Task — Present every line in which the string "exam" appears.
****
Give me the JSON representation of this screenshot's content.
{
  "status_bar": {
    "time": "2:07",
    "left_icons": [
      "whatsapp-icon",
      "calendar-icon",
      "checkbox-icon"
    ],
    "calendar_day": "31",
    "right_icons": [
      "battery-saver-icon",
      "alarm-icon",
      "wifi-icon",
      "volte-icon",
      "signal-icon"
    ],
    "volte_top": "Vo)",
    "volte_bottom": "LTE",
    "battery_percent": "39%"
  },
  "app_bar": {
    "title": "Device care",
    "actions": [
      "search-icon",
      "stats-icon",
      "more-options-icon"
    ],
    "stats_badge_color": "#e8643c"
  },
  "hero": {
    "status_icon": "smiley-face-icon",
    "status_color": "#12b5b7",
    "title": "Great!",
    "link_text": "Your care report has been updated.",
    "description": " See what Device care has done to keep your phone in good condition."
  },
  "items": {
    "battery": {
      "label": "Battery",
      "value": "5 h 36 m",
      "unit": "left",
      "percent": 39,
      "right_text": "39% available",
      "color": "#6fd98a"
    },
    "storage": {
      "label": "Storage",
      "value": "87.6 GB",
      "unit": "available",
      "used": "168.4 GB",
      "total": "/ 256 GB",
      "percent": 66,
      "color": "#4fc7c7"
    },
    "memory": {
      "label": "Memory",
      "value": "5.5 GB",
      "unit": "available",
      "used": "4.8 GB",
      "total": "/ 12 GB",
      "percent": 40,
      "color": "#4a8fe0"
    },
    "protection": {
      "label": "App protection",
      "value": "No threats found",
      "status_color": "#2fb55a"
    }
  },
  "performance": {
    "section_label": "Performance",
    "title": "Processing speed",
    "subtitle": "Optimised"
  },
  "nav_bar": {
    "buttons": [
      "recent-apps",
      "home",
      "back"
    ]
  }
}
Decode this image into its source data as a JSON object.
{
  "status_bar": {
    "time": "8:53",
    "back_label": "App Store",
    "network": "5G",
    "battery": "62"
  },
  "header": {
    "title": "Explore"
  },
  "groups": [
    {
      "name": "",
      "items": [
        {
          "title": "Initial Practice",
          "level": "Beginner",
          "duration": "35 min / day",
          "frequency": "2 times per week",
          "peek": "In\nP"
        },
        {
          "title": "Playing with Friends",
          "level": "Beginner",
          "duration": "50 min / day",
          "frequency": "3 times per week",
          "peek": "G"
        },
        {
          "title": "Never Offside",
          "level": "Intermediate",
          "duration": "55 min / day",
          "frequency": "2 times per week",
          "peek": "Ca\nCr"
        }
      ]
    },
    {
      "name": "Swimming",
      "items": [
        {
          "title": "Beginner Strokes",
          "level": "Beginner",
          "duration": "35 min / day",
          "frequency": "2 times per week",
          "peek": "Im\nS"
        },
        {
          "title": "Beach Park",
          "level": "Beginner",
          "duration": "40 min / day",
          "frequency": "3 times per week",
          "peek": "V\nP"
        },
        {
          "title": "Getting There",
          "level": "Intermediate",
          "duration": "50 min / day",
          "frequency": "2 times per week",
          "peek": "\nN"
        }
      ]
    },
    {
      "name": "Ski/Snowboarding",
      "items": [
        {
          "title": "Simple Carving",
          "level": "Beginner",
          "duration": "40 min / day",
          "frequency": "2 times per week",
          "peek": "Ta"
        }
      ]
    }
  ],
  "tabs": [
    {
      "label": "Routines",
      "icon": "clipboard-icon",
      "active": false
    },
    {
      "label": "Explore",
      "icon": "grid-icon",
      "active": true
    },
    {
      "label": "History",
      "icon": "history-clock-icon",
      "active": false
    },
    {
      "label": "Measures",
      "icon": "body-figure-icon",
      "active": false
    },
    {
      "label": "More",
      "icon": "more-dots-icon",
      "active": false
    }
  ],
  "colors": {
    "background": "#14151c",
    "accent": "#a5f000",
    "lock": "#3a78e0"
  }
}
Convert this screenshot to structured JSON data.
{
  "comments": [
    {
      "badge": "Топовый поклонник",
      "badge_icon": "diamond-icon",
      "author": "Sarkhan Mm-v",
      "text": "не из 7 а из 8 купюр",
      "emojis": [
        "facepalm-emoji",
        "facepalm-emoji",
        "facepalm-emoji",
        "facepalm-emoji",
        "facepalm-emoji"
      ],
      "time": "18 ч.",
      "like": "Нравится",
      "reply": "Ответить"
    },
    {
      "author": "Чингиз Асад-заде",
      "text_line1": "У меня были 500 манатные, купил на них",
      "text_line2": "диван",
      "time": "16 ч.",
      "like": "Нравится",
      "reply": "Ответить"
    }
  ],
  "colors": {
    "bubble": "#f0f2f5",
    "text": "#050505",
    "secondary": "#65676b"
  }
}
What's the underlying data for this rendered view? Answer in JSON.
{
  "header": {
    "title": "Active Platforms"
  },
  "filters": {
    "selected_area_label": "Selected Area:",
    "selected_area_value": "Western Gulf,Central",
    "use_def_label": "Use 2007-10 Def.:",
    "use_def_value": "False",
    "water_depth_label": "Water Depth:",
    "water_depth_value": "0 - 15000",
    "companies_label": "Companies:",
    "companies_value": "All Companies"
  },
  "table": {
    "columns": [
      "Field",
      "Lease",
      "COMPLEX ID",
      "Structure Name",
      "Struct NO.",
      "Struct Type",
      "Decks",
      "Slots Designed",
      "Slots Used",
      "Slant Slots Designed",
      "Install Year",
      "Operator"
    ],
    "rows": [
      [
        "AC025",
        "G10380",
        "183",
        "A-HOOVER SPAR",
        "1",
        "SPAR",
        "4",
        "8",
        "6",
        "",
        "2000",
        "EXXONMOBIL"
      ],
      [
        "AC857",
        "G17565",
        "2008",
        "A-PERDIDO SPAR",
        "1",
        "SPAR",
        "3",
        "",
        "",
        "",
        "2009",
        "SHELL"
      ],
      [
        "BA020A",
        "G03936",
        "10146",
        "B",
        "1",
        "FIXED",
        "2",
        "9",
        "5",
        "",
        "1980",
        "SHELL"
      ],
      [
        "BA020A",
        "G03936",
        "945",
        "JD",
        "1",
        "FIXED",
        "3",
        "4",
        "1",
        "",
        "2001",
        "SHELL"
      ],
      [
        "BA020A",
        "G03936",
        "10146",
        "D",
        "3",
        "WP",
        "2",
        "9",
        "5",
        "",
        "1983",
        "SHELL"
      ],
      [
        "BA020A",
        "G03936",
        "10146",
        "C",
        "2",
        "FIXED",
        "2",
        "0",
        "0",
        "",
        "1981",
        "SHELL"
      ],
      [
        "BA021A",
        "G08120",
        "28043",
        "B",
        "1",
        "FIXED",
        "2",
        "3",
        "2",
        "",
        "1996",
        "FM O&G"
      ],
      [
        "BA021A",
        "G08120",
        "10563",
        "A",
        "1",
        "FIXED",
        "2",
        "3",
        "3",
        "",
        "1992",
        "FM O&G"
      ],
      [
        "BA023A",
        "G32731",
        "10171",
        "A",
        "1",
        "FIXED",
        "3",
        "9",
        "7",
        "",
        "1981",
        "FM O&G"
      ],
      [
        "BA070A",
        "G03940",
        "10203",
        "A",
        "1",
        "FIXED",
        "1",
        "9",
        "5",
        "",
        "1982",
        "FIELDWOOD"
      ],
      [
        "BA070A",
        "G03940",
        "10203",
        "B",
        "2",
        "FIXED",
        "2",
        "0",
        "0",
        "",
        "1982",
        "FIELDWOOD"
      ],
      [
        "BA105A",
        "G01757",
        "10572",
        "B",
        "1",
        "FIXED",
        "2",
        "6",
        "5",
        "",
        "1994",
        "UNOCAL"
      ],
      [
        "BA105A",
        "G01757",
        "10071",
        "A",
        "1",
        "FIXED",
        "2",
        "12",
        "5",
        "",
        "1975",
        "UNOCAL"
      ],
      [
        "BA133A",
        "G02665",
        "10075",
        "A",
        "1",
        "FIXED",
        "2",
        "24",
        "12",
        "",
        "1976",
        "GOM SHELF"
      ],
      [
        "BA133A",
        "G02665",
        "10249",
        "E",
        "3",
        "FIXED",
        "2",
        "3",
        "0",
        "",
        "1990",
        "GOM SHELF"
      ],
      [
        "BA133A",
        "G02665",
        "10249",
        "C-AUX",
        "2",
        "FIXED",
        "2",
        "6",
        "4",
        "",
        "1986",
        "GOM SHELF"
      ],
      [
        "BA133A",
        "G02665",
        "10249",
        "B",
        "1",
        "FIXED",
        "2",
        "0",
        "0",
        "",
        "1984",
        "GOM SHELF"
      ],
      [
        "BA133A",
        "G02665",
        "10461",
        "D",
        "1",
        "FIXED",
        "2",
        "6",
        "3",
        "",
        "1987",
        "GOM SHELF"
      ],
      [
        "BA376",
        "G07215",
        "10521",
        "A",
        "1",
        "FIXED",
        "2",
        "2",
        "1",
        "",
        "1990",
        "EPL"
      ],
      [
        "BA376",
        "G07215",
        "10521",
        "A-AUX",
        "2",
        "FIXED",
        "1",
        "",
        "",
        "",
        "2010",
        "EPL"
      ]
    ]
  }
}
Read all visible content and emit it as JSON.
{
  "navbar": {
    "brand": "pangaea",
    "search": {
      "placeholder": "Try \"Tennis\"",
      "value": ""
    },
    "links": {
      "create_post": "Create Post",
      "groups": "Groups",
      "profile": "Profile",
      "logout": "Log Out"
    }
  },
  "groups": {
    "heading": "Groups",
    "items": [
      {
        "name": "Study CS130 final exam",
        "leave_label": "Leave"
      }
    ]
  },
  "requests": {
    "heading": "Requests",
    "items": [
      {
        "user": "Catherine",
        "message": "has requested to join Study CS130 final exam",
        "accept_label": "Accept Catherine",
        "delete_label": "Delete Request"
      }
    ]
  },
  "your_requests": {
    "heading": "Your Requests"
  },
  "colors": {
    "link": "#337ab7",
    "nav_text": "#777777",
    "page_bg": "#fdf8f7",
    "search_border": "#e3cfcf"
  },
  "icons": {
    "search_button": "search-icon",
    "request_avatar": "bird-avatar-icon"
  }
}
****
Problem solution —
        "name": "Study CS130 final exam",
        "message": "has requested to join Study CS130 final exam",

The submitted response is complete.